## Required work
Every line with the string "diet" in it belongs in your answer, so copy them all from the data.

=-=-=-=-=

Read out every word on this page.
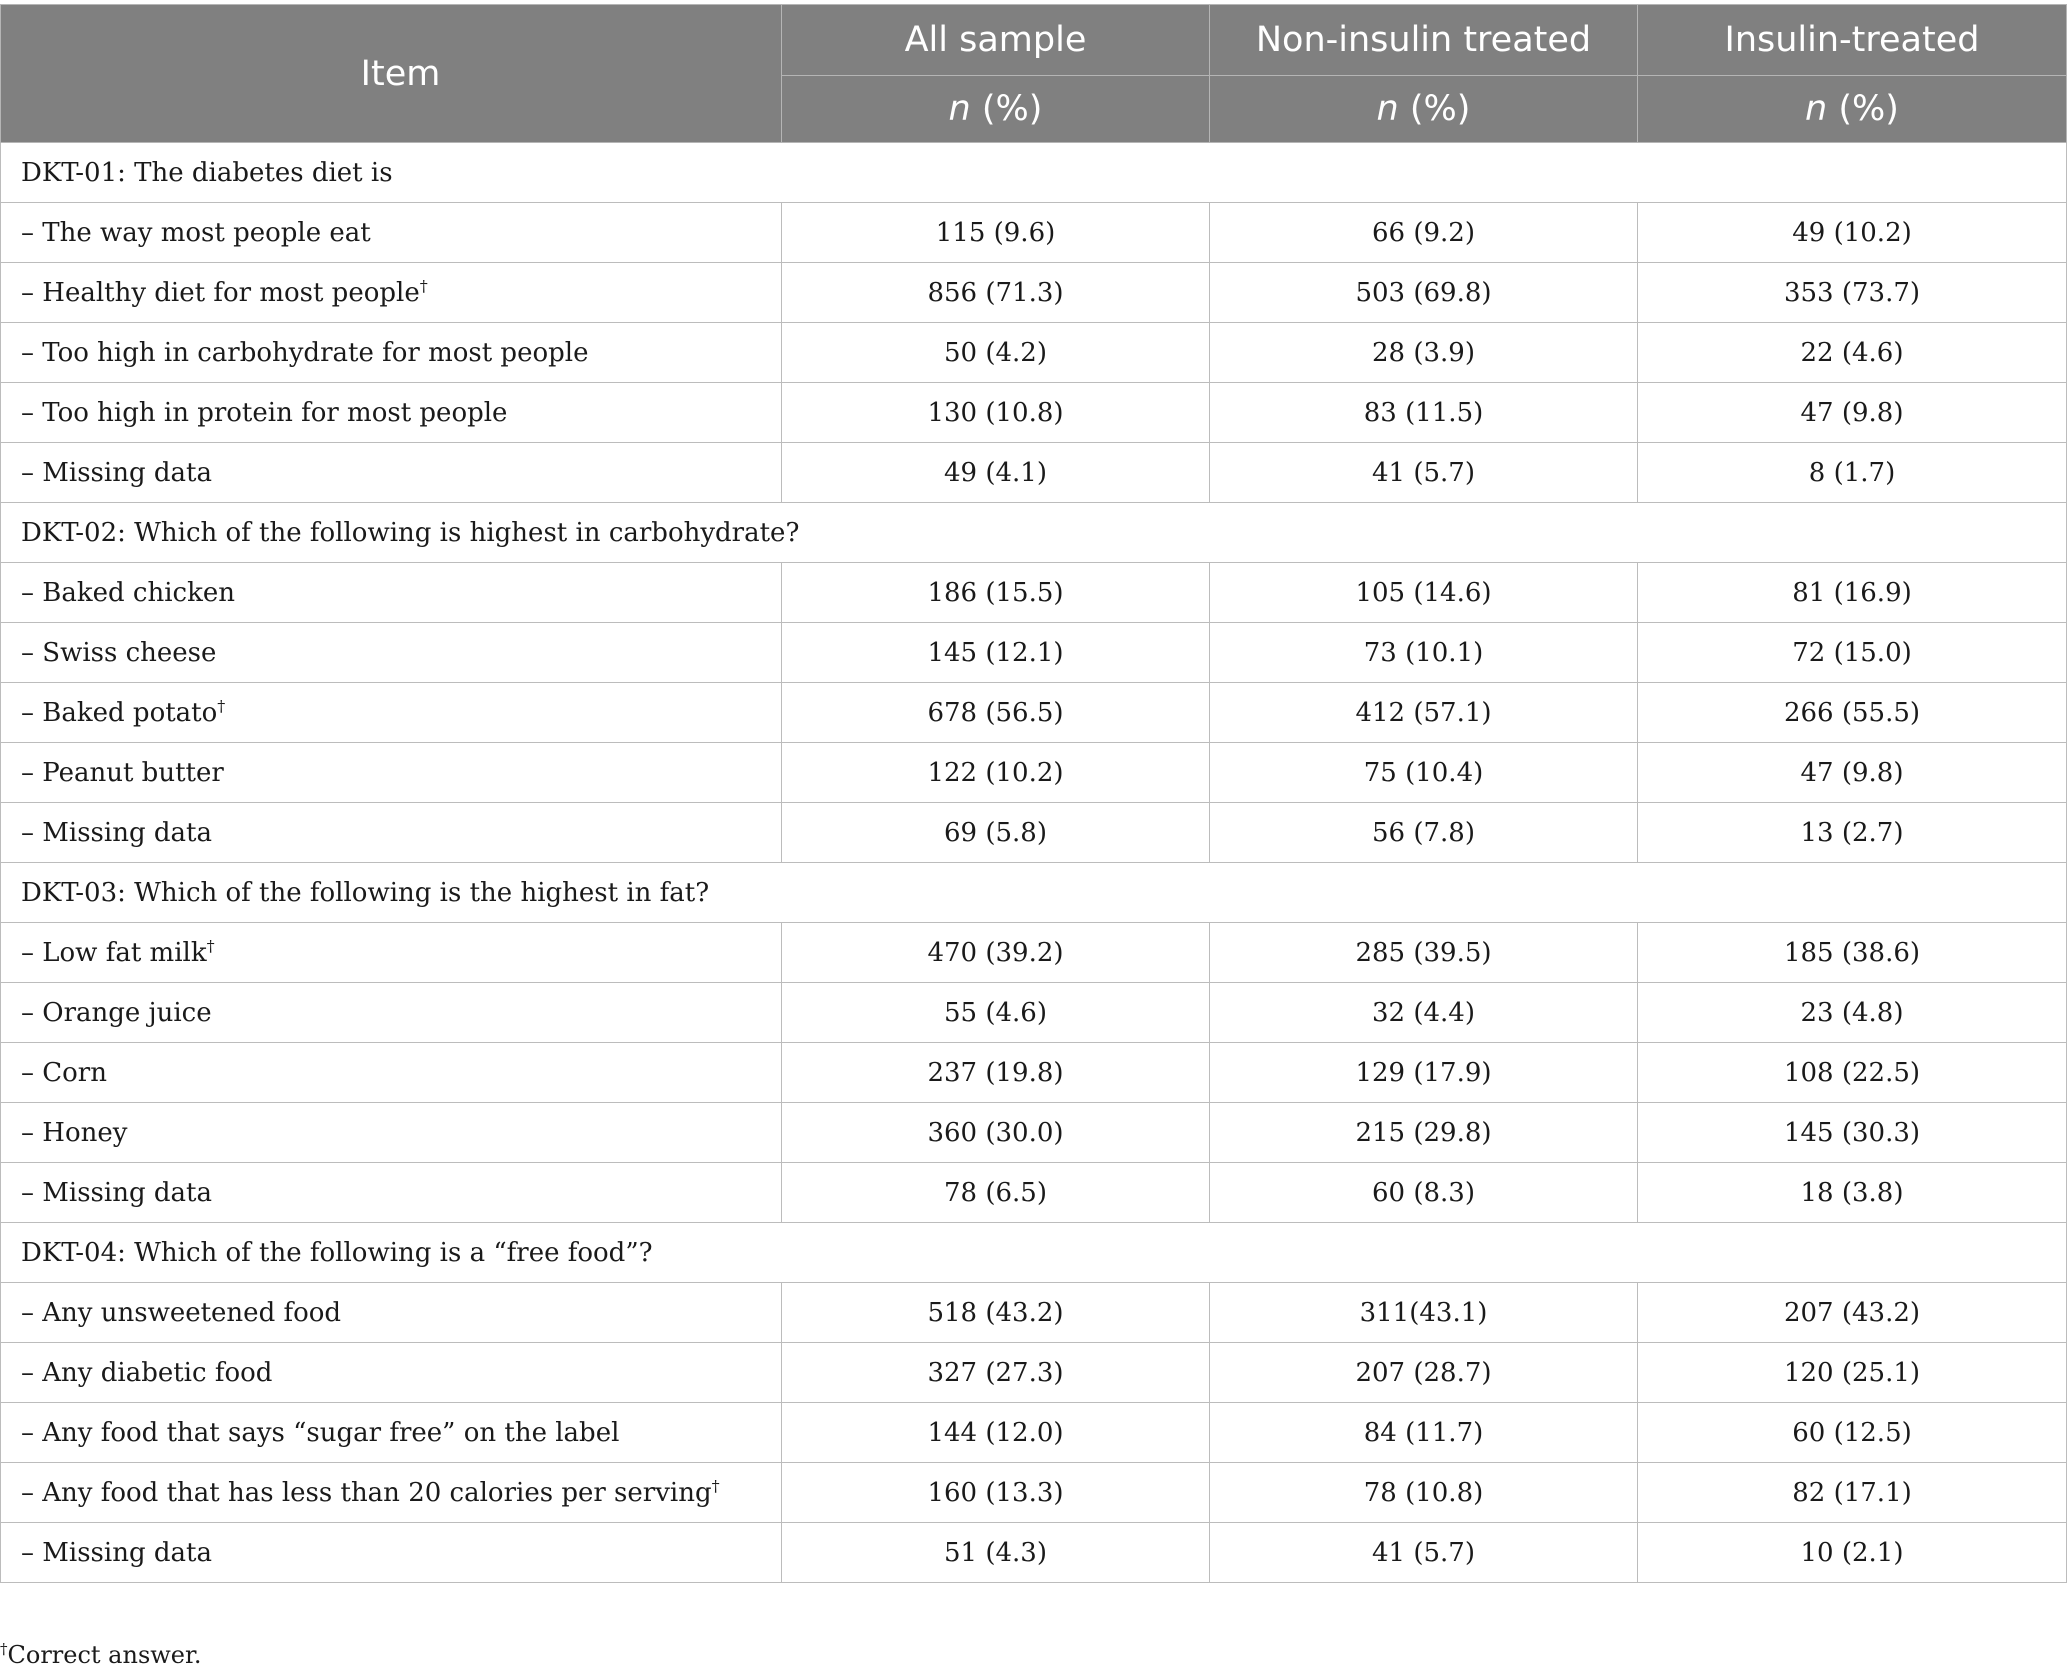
Item	All sample	Non-insulin treated	Insulin-treated
	n (%)	n (%)	n (%)
DKT-01: The diabetes diet is			
– The way most people eat	115 (9.6)	66 (9.2)	49 (10.2)
– Healthy diet for most people†	856 (71.3)	503 (69.8)	353 (73.7)
– Too high in carbohydrate for most people	50 (4.2)	28 (3.9)	22 (4.6)
– Too high in protein for most people	130 (10.8)	83 (11.5)	47 (9.8)
– Missing data	49 (4.1)	41 (5.7)	8 (1.7)
DKT-02: Which of the following is highest in carbohydrate?			
– Baked chicken	186 (15.5)	105 (14.6)	81 (16.9)
– Swiss cheese	145 (12.1)	73 (10.1)	72 (15.0)
– Baked potato†	678 (56.5)	412 (57.1)	266 (55.5)
– Peanut butter	122 (10.2)	75 (10.4)	47 (9.8)
– Missing data	69 (5.8)	56 (7.8)	13 (2.7)
DKT-03: Which of the following is the highest in fat?			
– Low fat milk†	470 (39.2)	285 (39.5)	185 (38.6)
– Orange juice	55 (4.6)	32 (4.4)	23 (4.8)
– Corn	237 (19.8)	129 (17.9)	108 (22.5)
– Honey	360 (30.0)	215 (29.8)	145 (30.3)
– Missing data	78 (6.5)	60 (8.3)	18 (3.8)
DKT-04: Which of the following is a “free food”?			
– Any unsweetened food	518 (43.2)	311(43.1)	207 (43.2)
– Any diabetic food	327 (27.3)	207 (28.7)	120 (25.1)
– Any food that says “sugar free” on the label	144 (12.0)	84 (11.7)	60 (12.5)
– Any food that has less than 20 calories per serving†	160 (13.3)	78 (10.8)	82 (17.1)
– Missing data	51 (4.3)	41 (5.7)	10 (2.1)
†Correct answer.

=-=-=-=-=

## Written answer
DKT-01: The diabetes diet is			
– Healthy diet for most people†	856 (71.3)	503 (69.8)	353 (73.7)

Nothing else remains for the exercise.